## Start Records for the task

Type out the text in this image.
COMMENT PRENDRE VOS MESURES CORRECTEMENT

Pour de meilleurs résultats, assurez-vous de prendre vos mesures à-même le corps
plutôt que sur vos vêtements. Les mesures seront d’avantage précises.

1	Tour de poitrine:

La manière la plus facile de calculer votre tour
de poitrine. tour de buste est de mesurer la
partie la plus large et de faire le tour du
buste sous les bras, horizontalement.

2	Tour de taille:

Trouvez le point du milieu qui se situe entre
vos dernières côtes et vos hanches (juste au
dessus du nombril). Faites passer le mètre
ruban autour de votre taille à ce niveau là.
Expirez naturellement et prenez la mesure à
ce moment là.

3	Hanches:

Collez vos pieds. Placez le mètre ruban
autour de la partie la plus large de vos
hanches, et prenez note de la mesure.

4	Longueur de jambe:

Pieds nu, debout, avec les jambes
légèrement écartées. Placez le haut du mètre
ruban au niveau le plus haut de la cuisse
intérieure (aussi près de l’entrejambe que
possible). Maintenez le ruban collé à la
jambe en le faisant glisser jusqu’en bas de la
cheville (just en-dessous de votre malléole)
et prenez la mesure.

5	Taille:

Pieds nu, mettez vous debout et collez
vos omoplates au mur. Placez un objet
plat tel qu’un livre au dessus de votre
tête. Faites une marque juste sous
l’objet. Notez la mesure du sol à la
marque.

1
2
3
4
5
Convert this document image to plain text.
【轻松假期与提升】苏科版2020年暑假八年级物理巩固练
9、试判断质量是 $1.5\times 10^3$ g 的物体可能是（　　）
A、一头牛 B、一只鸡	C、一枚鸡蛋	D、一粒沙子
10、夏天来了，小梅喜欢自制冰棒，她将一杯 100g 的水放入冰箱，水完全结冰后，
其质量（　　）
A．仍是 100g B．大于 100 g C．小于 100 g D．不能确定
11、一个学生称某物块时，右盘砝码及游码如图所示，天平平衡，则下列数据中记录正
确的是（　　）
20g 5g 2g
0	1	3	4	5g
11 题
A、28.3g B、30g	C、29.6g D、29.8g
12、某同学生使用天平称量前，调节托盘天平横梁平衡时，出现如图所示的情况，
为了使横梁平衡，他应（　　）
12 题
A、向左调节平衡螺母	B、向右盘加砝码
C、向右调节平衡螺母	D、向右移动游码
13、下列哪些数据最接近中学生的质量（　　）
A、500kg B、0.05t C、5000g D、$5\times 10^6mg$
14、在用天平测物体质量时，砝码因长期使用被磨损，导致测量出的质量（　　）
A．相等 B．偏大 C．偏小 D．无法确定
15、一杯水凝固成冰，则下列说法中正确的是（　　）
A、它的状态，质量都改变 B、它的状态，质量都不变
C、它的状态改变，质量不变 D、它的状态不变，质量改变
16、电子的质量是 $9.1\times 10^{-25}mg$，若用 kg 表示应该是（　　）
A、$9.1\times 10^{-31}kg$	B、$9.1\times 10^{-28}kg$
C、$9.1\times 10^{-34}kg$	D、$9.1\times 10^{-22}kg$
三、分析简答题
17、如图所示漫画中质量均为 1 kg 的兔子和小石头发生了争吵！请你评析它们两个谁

## End Records for the task

**The problem:** The data above must be returned in full, exactly as written.

**The output:**
Type out the text in this image.
COMMENT PRENDRE VOS MESURES CORRECTEMENT

Pour de meilleurs résultats, assurez-vous de prendre vos mesures à-même le corps
plutôt que sur vos vêtements. Les mesures seront d’avantage précises.

1	Tour de poitrine:

La manière la plus facile de calculer votre tour
de poitrine. tour de buste est de mesurer la
partie la plus large et de faire le tour du
buste sous les bras, horizontalement.

2	Tour de taille:

Trouvez le point du milieu qui se situe entre
vos dernières côtes et vos hanches (juste au
dessus du nombril). Faites passer le mètre
ruban autour de votre taille à ce niveau là.
Expirez naturellement et prenez la mesure à
ce moment là.

3	Hanches:

Collez vos pieds. Placez le mètre ruban
autour de la partie la plus large de vos
hanches, et prenez note de la mesure.

4	Longueur de jambe:

Pieds nu, debout, avec les jambes
légèrement écartées. Placez le haut du mètre
ruban au niveau le plus haut de la cuisse
intérieure (aussi près de l’entrejambe que
possible). Maintenez le ruban collé à la
jambe en le faisant glisser jusqu’en bas de la
cheville (just en-dessous de votre malléole)
et prenez la mesure.

5	Taille:

Pieds nu, mettez vous debout et collez
vos omoplates au mur. Placez un objet
plat tel qu’un livre au dessus de votre
tête. Faites une marque juste sous
l’objet. Notez la mesure du sol à la
marque.

1
2
3
4
5
Convert this document image to plain text.
【轻松假期与提升】苏科版2020年暑假八年级物理巩固练
9、试判断质量是 $1.5\times 10^3$ g 的物体可能是（　　）
A、一头牛 B、一只鸡	C、一枚鸡蛋	D、一粒沙子
10、夏天来了，小梅喜欢自制冰棒，她将一杯 100g 的水放入冰箱，水完全结冰后，
其质量（　　）
A．仍是 100g B．大于 100 g C．小于 100 g D．不能确定
11、一个学生称某物块时，右盘砝码及游码如图所示，天平平衡，则下列数据中记录正
确的是（　　）
20g 5g 2g
0	1	3	4	5g
11 题
A、28.3g B、30g	C、29.6g D、29.8g
12、某同学生使用天平称量前，调节托盘天平横梁平衡时，出现如图所示的情况，
为了使横梁平衡，他应（　　）
12 题
A、向左调节平衡螺母	B、向右盘加砝码
C、向右调节平衡螺母	D、向右移动游码
13、下列哪些数据最接近中学生的质量（　　）
A、500kg B、0.05t C、5000g D、$5\times 10^6mg$
14、在用天平测物体质量时，砝码因长期使用被磨损，导致测量出的质量（　　）
A．相等 B．偏大 C．偏小 D．无法确定
15、一杯水凝固成冰，则下列说法中正确的是（　　）
A、它的状态，质量都改变 B、它的状态，质量都不变
C、它的状态改变，质量不变 D、它的状态不变，质量改变
16、电子的质量是 $9.1\times 10^{-25}mg$，若用 kg 表示应该是（　　）
A、$9.1\times 10^{-31}kg$	B、$9.1\times 10^{-28}kg$
C、$9.1\times 10^{-34}kg$	D、$9.1\times 10^{-22}kg$
三、分析简答题
17、如图所示漫画中质量均为 1 kg 的兔子和小石头发生了争吵！请你评析它们两个谁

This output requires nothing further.